Stated problem - Check each line of the entries below for the string "Primary" and state how many lines have it, with no other text.

Entries -
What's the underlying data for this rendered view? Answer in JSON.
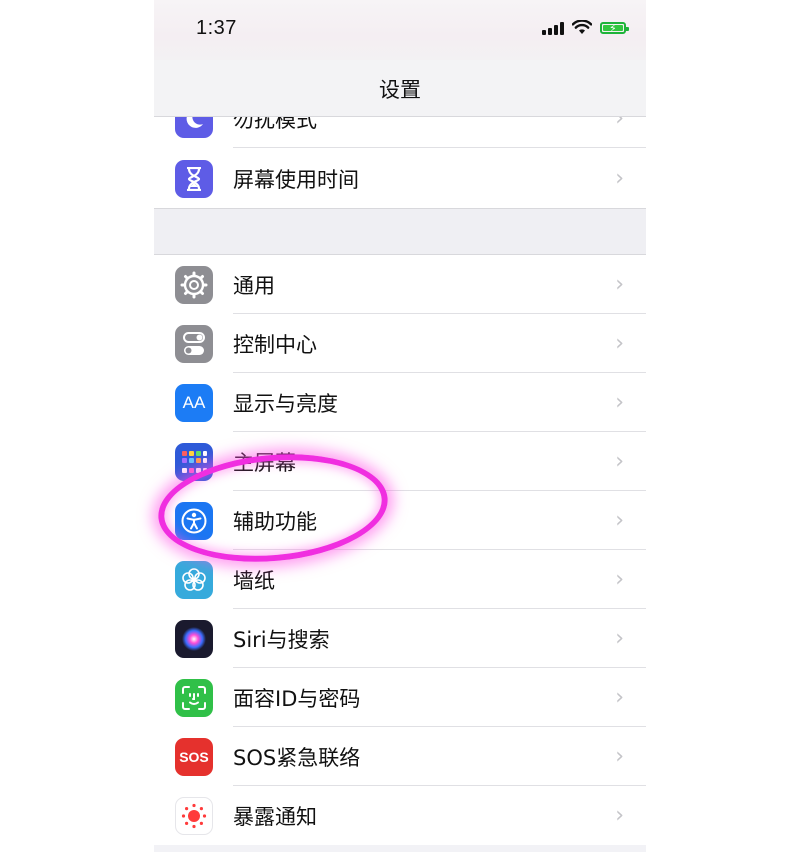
{
  "status_bar": {
    "time": "1:37"
  },
  "nav": {
    "title": "设置"
  },
  "group1": [
    {
      "label": "勿扰模式",
      "icon": "moon-icon",
      "color": "#5e5ce6"
    },
    {
      "label": "屏幕使用时间",
      "icon": "hourglass-icon",
      "color": "#5e5ce6"
    }
  ],
  "group2": [
    {
      "label": "通用",
      "icon": "gear-icon",
      "color": "#8e8e93"
    },
    {
      "label": "控制中心",
      "icon": "toggles-icon",
      "color": "#8e8e93"
    },
    {
      "label": "显示与亮度",
      "icon": "text-size-icon",
      "icon_text": "AA",
      "color": "#1c7cf5"
    },
    {
      "label": "主屏幕",
      "icon": "home-grid-icon",
      "color": "#2e5ad8"
    },
    {
      "label": "辅助功能",
      "icon": "accessibility-icon",
      "color": "#1b76f2"
    },
    {
      "label": "墙纸",
      "icon": "flower-icon",
      "color": "#36aadc"
    },
    {
      "label": "Siri与搜索",
      "icon": "siri-icon",
      "color": "#1a1a2e"
    },
    {
      "label": "面容ID与密码",
      "icon": "face-id-icon",
      "color": "#30c048"
    },
    {
      "label": "SOS紧急联络",
      "icon": "sos-icon",
      "icon_text": "SOS",
      "color": "#e5312d"
    },
    {
      "label": "暴露通知",
      "icon": "exposure-icon",
      "color": "#ffffff"
    }
  ],
  "chevron": "›",
  "annotation_color": "#f02ee0"
}
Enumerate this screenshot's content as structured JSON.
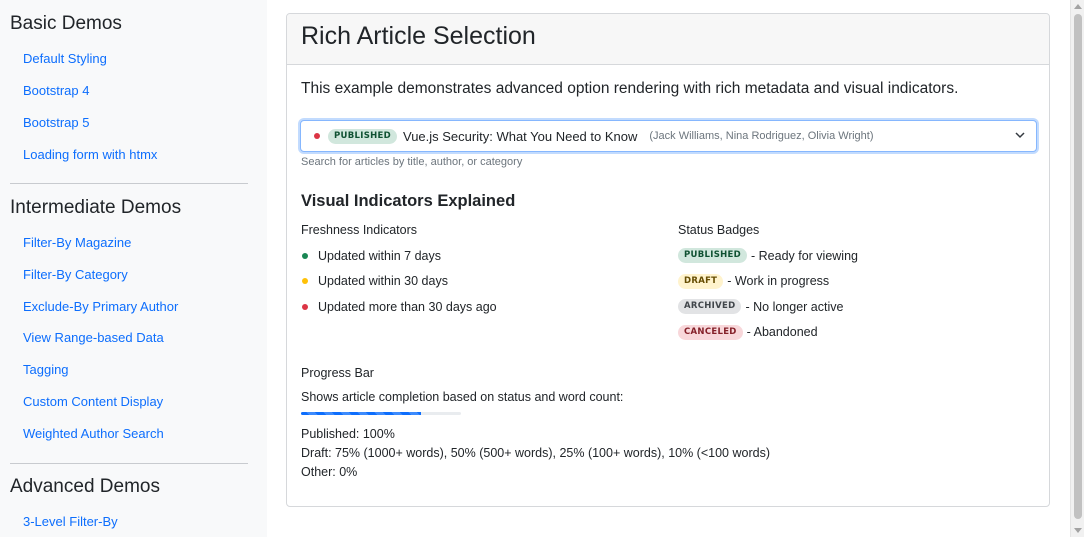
{
  "sidebar": {
    "sections": [
      {
        "heading": "Basic Demos",
        "items": [
          "Default Styling",
          "Bootstrap 4",
          "Bootstrap 5",
          "Loading form with htmx"
        ]
      },
      {
        "heading": "Intermediate Demos",
        "items": [
          "Filter-By Magazine",
          "Filter-By Category",
          "Exclude-By Primary Author",
          "View Range-based Data",
          "Tagging",
          "Custom Content Display",
          "Weighted Author Search"
        ]
      },
      {
        "heading": "Advanced Demos",
        "items": [
          "3-Level Filter-By"
        ]
      }
    ]
  },
  "main": {
    "title": "Rich Article Selection",
    "intro": "This example demonstrates advanced option rendering with rich metadata and visual indicators.",
    "select": {
      "badge": "PUBLISHED",
      "title": "Vue.js Security: What You Need to Know",
      "authors": "(Jack Williams, Nina Rodriguez, Olivia Wright)",
      "freshness_color": "#dc3545"
    },
    "help_text": "Search for articles by title, author, or category",
    "indicators_heading": "Visual Indicators Explained",
    "freshness": {
      "heading": "Freshness Indicators",
      "items": [
        {
          "color": "green",
          "text": "Updated within 7 days"
        },
        {
          "color": "yellow",
          "text": "Updated within 30 days"
        },
        {
          "color": "red",
          "text": "Updated more than 30 days ago"
        }
      ]
    },
    "status": {
      "heading": "Status Badges",
      "items": [
        {
          "badge": "PUBLISHED",
          "kind": "pub",
          "text": "- Ready for viewing"
        },
        {
          "badge": "DRAFT",
          "kind": "draft",
          "text": "- Work in progress"
        },
        {
          "badge": "ARCHIVED",
          "kind": "arch",
          "text": "- No longer active"
        },
        {
          "badge": "CANCELED",
          "kind": "canc",
          "text": "- Abandoned"
        }
      ]
    },
    "progress": {
      "heading": "Progress Bar",
      "description": "Shows article completion based on status and word count:",
      "value_percent": 75,
      "lines": [
        "Published: 100%",
        "Draft: 75% (1000+ words), 50% (500+ words), 25% (100+ words), 10% (<100 words)",
        "Other: 0%"
      ]
    }
  },
  "colors": {
    "accent": "#0d6efd",
    "green": "#198754",
    "yellow": "#ffc107",
    "red": "#dc3545"
  }
}
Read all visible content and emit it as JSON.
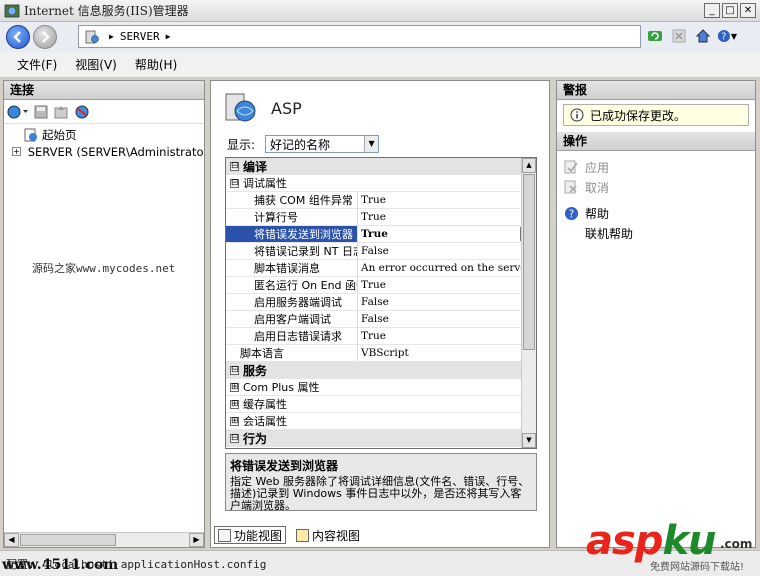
{
  "window": {
    "title": "Internet 信息服务(IIS)管理器",
    "controls": [
      "_",
      "□",
      "✕"
    ]
  },
  "address": {
    "path": "SERVER",
    "separator_glyph": "▶"
  },
  "menu": [
    "文件(F)",
    "视图(V)",
    "帮助(H)"
  ],
  "left_panel": {
    "title": "连接",
    "tree": [
      {
        "label": "起始页",
        "expander": ""
      },
      {
        "label": "SERVER (SERVER\\Administrator)",
        "expander": "+"
      }
    ],
    "watermark": "源码之家www.mycodes.net"
  },
  "center_panel": {
    "feature_title": "ASP",
    "display_label": "显示:",
    "display_value": "好记的名称",
    "grid": [
      {
        "type": "cat",
        "expander": "⊟",
        "name": "编译",
        "value": ""
      },
      {
        "type": "sub",
        "expander": "⊟",
        "name": "调试属性",
        "value": ""
      },
      {
        "type": "prop",
        "indent": 2,
        "name": "捕获 COM 组件异常",
        "value": "True"
      },
      {
        "type": "prop",
        "indent": 2,
        "name": "计算行号",
        "value": "True"
      },
      {
        "type": "prop",
        "indent": 2,
        "name": "将错误发送到浏览器",
        "value": "True",
        "selected": true
      },
      {
        "type": "prop",
        "indent": 2,
        "name": "将错误记录到 NT 日志",
        "value": "False"
      },
      {
        "type": "prop",
        "indent": 2,
        "name": "脚本错误消息",
        "value": "An error occurred on the server"
      },
      {
        "type": "prop",
        "indent": 2,
        "name": "匿名运行 On End 函数",
        "value": "True"
      },
      {
        "type": "prop",
        "indent": 2,
        "name": "启用服务器端调试",
        "value": "False"
      },
      {
        "type": "prop",
        "indent": 2,
        "name": "启用客户端调试",
        "value": "False"
      },
      {
        "type": "prop",
        "indent": 2,
        "name": "启用日志错误请求",
        "value": "True"
      },
      {
        "type": "prop",
        "indent": 1,
        "name": "脚本语言",
        "value": "VBScript"
      },
      {
        "type": "cat",
        "expander": "⊟",
        "name": "服务",
        "value": ""
      },
      {
        "type": "sub",
        "expander": "⊞",
        "name": "Com Plus 属性",
        "value": ""
      },
      {
        "type": "sub",
        "expander": "⊞",
        "name": "缓存属性",
        "value": ""
      },
      {
        "type": "sub",
        "expander": "⊞",
        "name": "会话属性",
        "value": ""
      },
      {
        "type": "cat",
        "expander": "⊟",
        "name": "行为",
        "value": ""
      }
    ],
    "description": {
      "title": "将错误发送到浏览器",
      "text": "指定 Web 服务器除了将调试详细信息(文件名、错误、行号、描述)记录到 Windows 事件日志中以外，是否还将其写入客户端浏览器。"
    },
    "view_tabs": [
      "功能视图",
      "内容视图"
    ]
  },
  "right_panel": {
    "alerts_title": "警报",
    "alert_text": "已成功保存更改。",
    "actions_title": "操作",
    "actions": [
      {
        "label": "应用",
        "disabled": true,
        "icon": "apply-icon"
      },
      {
        "label": "取消",
        "disabled": true,
        "icon": "cancel-icon"
      },
      {
        "label": "帮助",
        "disabled": false,
        "icon": "help-icon"
      },
      {
        "label": "联机帮助",
        "disabled": false,
        "icon": ""
      }
    ]
  },
  "statusbar": {
    "text": "配置: 'localhost' applicationHost.config",
    "watermark": "www.4511.com"
  },
  "brand": {
    "part1": "asp",
    "part2": "ku",
    "suffix": ".com",
    "subtitle": "免费网站源码下载站!"
  }
}
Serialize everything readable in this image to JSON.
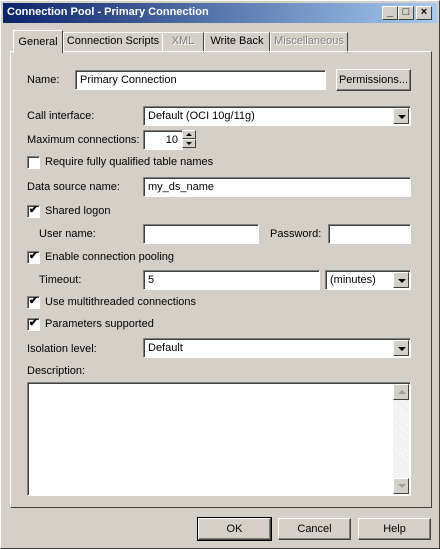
{
  "window": {
    "title": "Connection Pool - Primary Connection",
    "title_bar_color": "#0a246a"
  },
  "title_buttons": {
    "minimize": "_",
    "maximize": "□",
    "close": "×"
  },
  "tabs": [
    {
      "label": "General",
      "state": "active"
    },
    {
      "label": "Connection Scripts",
      "state": "enabled"
    },
    {
      "label": "XML",
      "state": "disabled"
    },
    {
      "label": "Write Back",
      "state": "enabled"
    },
    {
      "label": "Miscellaneous",
      "state": "disabled"
    }
  ],
  "form": {
    "name_label": "Name:",
    "name_value": "Primary Connection",
    "permissions_label": "Permissions...",
    "call_interface_label": "Call interface:",
    "call_interface_value": "Default (OCI 10g/11g)",
    "max_connections_label": "Maximum connections:",
    "max_connections_value": "10",
    "require_fq_label": "Require fully qualified table names",
    "require_fq_checked": false,
    "data_source_label": "Data source name:",
    "data_source_value": "my_ds_name",
    "shared_logon_label": "Shared logon",
    "shared_logon_checked": true,
    "user_name_label": "User name:",
    "user_name_value": "",
    "password_label": "Password:",
    "password_value": "",
    "enable_pooling_label": "Enable connection pooling",
    "enable_pooling_checked": true,
    "timeout_label": "Timeout:",
    "timeout_value": "5",
    "timeout_unit": "(minutes)",
    "multithreaded_label": "Use multithreaded connections",
    "multithreaded_checked": true,
    "parameters_label": "Parameters supported",
    "parameters_checked": true,
    "isolation_label": "Isolation level:",
    "isolation_value": "Default",
    "description_label": "Description:",
    "description_value": ""
  },
  "checkmark": "✔",
  "footer": {
    "ok_label": "OK",
    "cancel_label": "Cancel",
    "help_label": "Help"
  }
}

Response for this exercise - 3